— WHAT IS BEING ASKED —
Quote every line as given.

— RECORDS PROVIDED —

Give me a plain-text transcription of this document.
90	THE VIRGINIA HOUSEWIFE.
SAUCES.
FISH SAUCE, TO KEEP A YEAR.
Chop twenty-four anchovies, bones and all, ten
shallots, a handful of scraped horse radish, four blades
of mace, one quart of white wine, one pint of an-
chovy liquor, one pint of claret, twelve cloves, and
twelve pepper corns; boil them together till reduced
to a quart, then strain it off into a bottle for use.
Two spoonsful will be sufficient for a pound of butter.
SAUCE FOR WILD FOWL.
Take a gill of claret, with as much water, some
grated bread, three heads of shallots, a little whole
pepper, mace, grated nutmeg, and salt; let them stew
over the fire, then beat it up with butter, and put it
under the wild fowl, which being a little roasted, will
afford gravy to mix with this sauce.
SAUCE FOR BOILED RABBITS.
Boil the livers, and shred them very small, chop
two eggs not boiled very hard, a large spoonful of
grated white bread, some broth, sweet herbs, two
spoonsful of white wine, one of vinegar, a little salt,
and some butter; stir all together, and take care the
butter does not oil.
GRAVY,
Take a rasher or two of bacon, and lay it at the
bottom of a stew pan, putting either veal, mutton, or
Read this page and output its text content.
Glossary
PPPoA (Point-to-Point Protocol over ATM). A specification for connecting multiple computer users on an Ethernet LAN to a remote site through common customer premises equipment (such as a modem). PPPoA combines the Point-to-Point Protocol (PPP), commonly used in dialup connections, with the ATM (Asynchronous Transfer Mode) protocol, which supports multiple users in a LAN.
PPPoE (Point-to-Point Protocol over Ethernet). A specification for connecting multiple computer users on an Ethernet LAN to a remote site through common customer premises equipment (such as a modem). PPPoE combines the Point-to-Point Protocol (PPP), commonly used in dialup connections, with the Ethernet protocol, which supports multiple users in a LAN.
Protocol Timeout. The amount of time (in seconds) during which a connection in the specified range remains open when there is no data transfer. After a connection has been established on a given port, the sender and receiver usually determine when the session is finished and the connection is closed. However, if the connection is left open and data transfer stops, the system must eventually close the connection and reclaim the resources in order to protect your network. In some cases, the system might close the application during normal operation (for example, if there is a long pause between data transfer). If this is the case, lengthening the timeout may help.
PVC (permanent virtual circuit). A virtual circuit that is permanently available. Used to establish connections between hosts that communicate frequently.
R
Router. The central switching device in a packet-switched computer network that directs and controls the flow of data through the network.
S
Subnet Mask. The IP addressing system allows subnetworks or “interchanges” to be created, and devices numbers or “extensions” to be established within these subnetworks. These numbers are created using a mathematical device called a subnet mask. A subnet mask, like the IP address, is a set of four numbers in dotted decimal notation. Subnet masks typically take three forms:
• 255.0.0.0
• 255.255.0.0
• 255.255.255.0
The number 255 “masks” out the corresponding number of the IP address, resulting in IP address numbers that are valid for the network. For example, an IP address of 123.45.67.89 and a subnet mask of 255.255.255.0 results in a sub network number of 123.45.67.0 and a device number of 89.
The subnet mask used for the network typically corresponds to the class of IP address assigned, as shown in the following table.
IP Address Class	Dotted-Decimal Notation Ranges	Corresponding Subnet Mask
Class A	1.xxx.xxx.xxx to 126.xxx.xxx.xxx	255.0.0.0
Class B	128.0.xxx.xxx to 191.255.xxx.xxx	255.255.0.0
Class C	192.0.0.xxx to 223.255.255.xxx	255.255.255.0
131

— OUTPUT —
Give me a plain-text transcription of this document.
90	THE VIRGINIA HOUSEWIFE.
SAUCES.
FISH SAUCE, TO KEEP A YEAR.
Chop twenty-four anchovies, bones and all, ten
shallots, a handful of scraped horse radish, four blades
of mace, one quart of white wine, one pint of an-
chovy liquor, one pint of claret, twelve cloves, and
twelve pepper corns; boil them together till reduced
to a quart, then strain it off into a bottle for use.
Two spoonsful will be sufficient for a pound of butter.
SAUCE FOR WILD FOWL.
Take a gill of claret, with as much water, some
grated bread, three heads of shallots, a little whole
pepper, mace, grated nutmeg, and salt; let them stew
over the fire, then beat it up with butter, and put it
under the wild fowl, which being a little roasted, will
afford gravy to mix with this sauce.
SAUCE FOR BOILED RABBITS.
Boil the livers, and shred them very small, chop
two eggs not boiled very hard, a large spoonful of
grated white bread, some broth, sweet herbs, two
spoonsful of white wine, one of vinegar, a little salt,
and some butter; stir all together, and take care the
butter does not oil.
GRAVY,
Take a rasher or two of bacon, and lay it at the
bottom of a stew pan, putting either veal, mutton, or
Read this page and output its text content.
Glossary
PPPoA (Point-to-Point Protocol over ATM). A specification for connecting multiple computer users on an Ethernet LAN to a remote site through common customer premises equipment (such as a modem). PPPoA combines the Point-to-Point Protocol (PPP), commonly used in dialup connections, with the ATM (Asynchronous Transfer Mode) protocol, which supports multiple users in a LAN.
PPPoE (Point-to-Point Protocol over Ethernet). A specification for connecting multiple computer users on an Ethernet LAN to a remote site through common customer premises equipment (such as a modem). PPPoE combines the Point-to-Point Protocol (PPP), commonly used in dialup connections, with the Ethernet protocol, which supports multiple users in a LAN.
Protocol Timeout. The amount of time (in seconds) during which a connection in the specified range remains open when there is no data transfer. After a connection has been established on a given port, the sender and receiver usually determine when the session is finished and the connection is closed. However, if the connection is left open and data transfer stops, the system must eventually close the connection and reclaim the resources in order to protect your network. In some cases, the system might close the application during normal operation (for example, if there is a long pause between data transfer). If this is the case, lengthening the timeout may help.
PVC (permanent virtual circuit). A virtual circuit that is permanently available. Used to establish connections between hosts that communicate frequently.
R
Router. The central switching device in a packet-switched computer network that directs and controls the flow of data through the network.
S
Subnet Mask. The IP addressing system allows subnetworks or “interchanges” to be created, and devices numbers or “extensions” to be established within these subnetworks. These numbers are created using a mathematical device called a subnet mask. A subnet mask, like the IP address, is a set of four numbers in dotted decimal notation. Subnet masks typically take three forms:
• 255.0.0.0
• 255.255.0.0
• 255.255.255.0
The number 255 “masks” out the corresponding number of the IP address, resulting in IP address numbers that are valid for the network. For example, an IP address of 123.45.67.89 and a subnet mask of 255.255.255.0 results in a sub network number of 123.45.67.0 and a device number of 89.
The subnet mask used for the network typically corresponds to the class of IP address assigned, as shown in the following table.
IP Address Class	Dotted-Decimal Notation Ranges	Corresponding Subnet Mask
Class A	1.xxx.xxx.xxx to 126.xxx.xxx.xxx	255.0.0.0
Class B	128.0.xxx.xxx to 191.255.xxx.xxx	255.255.0.0
Class C	192.0.0.xxx to 223.255.255.xxx	255.255.255.0
131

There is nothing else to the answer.